Pull every line that holds the word "Feeding" from the entries.

[Dataset items]
- - -

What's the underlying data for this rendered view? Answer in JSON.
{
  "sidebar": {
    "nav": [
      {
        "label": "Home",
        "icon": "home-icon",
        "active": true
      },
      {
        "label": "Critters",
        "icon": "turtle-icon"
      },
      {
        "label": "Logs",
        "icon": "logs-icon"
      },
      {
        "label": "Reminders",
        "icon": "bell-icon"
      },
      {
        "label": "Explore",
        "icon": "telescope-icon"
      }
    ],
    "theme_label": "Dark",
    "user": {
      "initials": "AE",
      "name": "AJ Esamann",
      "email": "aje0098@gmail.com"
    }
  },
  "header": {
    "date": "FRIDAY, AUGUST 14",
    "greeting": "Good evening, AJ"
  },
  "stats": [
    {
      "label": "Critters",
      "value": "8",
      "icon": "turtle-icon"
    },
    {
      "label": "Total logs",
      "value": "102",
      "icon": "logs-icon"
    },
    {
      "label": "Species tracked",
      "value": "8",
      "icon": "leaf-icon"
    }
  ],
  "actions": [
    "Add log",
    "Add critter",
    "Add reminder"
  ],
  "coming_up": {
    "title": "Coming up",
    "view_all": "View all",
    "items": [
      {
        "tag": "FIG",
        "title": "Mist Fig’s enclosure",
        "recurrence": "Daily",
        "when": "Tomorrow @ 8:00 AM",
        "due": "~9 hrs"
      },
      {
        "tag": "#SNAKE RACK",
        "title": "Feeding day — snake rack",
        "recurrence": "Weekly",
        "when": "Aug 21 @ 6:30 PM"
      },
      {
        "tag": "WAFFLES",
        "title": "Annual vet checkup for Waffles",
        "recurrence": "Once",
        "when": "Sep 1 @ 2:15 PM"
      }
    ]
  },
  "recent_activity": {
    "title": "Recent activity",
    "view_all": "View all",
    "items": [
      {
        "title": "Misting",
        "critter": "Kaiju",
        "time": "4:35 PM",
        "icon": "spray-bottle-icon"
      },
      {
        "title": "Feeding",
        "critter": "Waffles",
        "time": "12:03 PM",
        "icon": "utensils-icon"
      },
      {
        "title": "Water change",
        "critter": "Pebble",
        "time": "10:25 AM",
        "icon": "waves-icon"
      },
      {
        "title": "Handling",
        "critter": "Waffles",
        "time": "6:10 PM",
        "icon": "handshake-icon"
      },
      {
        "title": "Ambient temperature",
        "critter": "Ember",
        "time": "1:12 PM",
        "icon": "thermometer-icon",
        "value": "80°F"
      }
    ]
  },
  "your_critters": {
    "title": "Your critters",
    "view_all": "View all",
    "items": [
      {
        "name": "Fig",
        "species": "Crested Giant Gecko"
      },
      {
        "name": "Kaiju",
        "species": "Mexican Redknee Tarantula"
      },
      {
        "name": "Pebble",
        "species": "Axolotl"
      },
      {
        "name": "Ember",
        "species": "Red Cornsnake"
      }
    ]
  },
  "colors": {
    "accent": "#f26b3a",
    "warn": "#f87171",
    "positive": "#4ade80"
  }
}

- - -

■ **SOLUTION TO THIS PROBLEM**
        "title": "Feeding day — snake rack",
        "title": "Feeding",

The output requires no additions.